SUPPLIED DATA -
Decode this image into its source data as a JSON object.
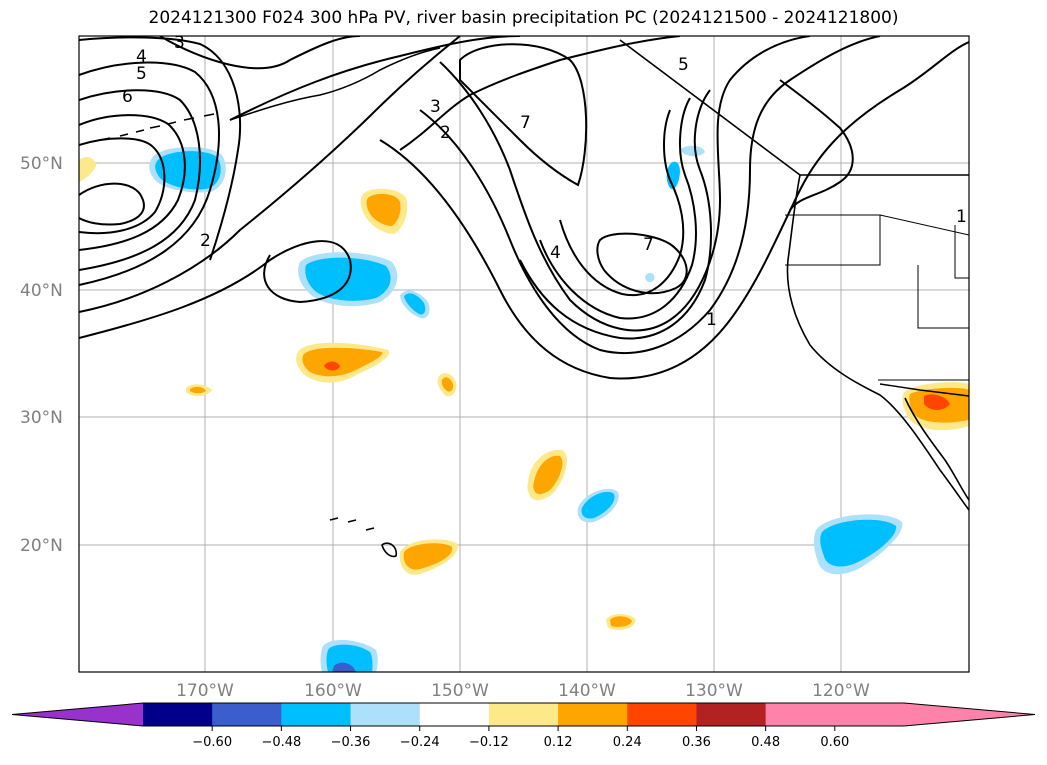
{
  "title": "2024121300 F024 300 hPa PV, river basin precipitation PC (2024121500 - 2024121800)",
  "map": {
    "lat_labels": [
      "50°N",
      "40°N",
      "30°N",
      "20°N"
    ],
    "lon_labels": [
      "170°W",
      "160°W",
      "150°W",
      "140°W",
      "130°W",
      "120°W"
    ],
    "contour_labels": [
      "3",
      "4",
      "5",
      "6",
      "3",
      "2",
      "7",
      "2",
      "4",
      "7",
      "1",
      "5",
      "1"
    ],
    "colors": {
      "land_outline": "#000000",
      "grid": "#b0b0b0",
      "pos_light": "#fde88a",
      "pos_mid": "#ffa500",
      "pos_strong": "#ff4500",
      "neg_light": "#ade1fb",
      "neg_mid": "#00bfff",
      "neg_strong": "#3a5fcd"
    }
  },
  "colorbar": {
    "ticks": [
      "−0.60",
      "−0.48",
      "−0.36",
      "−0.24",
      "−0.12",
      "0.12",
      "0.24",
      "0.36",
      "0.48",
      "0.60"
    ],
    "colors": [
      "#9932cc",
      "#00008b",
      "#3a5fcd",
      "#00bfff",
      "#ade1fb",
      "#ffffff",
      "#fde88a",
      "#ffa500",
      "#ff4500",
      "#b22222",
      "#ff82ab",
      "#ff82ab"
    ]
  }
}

==

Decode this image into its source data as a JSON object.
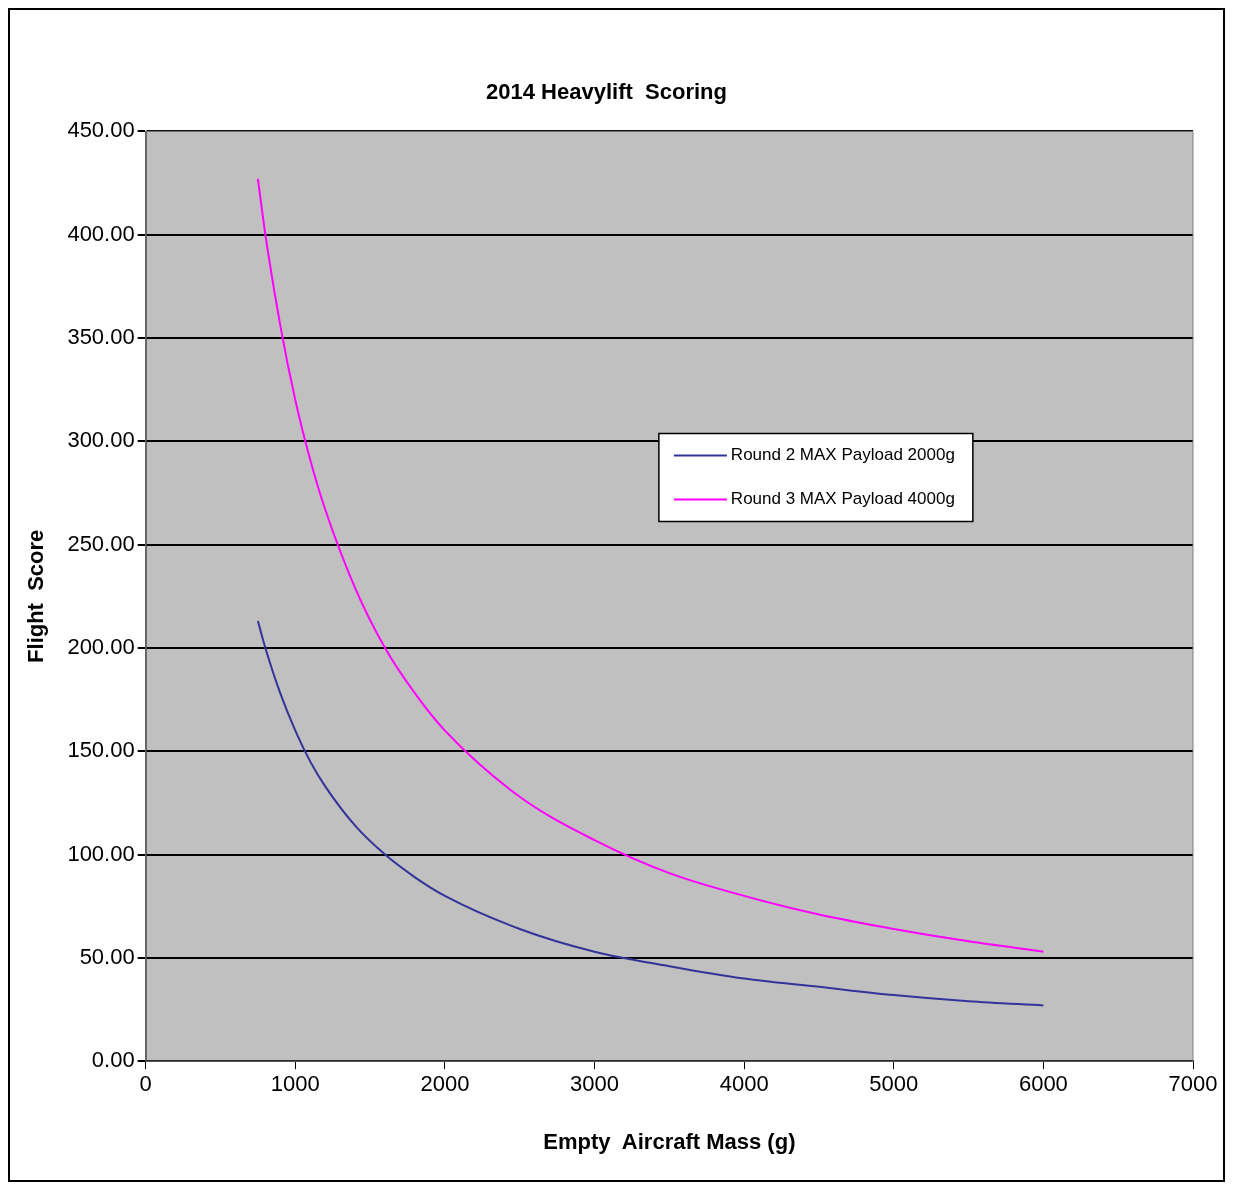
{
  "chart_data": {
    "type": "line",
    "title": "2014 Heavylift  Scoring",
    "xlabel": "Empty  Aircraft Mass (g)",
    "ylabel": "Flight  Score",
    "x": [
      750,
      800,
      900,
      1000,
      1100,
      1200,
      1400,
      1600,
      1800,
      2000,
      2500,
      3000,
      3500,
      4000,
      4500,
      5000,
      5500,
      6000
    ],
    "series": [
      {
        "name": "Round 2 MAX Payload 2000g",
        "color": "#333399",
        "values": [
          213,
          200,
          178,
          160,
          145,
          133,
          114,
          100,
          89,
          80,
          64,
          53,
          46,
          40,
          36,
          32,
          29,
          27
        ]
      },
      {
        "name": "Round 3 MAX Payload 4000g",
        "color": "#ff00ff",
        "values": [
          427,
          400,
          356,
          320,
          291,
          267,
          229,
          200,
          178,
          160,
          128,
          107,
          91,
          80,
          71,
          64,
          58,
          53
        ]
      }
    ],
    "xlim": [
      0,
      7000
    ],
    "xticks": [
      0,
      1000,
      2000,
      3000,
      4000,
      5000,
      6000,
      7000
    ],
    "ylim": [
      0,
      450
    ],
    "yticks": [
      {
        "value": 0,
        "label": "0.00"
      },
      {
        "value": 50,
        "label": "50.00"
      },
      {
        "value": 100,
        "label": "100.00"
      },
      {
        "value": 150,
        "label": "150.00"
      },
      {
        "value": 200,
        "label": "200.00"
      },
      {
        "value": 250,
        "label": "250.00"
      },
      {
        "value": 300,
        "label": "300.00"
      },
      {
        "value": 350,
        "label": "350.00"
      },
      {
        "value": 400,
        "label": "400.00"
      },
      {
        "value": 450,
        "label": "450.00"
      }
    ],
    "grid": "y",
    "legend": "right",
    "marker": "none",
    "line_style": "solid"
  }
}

---

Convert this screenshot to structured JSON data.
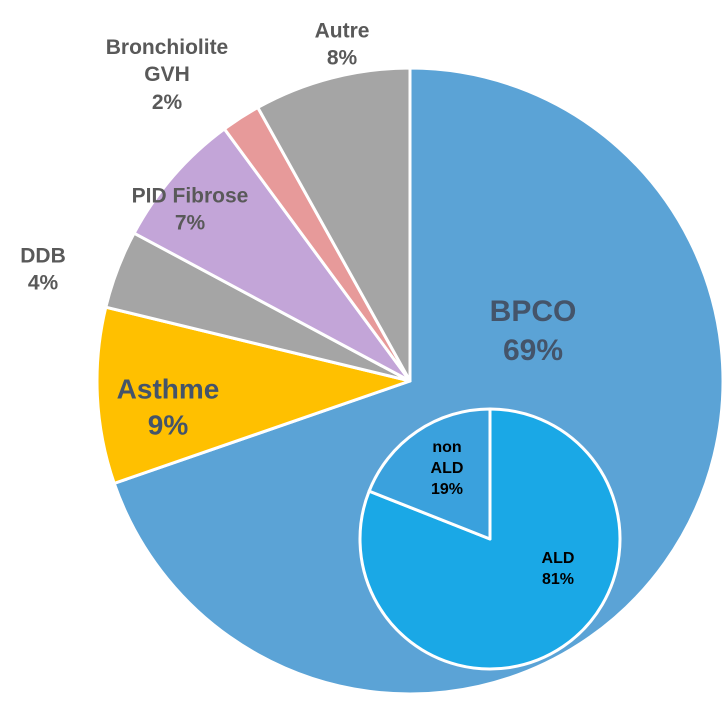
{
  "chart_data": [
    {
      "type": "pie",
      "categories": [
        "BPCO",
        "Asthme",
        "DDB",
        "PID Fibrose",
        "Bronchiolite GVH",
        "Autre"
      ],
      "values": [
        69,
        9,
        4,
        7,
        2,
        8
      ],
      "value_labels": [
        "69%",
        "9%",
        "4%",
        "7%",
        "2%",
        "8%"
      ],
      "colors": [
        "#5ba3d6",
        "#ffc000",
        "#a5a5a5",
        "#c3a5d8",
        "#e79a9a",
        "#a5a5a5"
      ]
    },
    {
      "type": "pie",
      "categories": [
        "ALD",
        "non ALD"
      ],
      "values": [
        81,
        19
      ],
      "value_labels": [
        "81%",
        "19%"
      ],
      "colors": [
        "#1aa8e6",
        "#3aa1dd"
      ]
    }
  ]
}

THE EXERCISE -
Search the entries for the word "Round" and copy every line that has it.

CORRECT RESULT -
        "name": "Round 2 MAX Payload 2000g",
        "name": "Round 3 MAX Payload 4000g",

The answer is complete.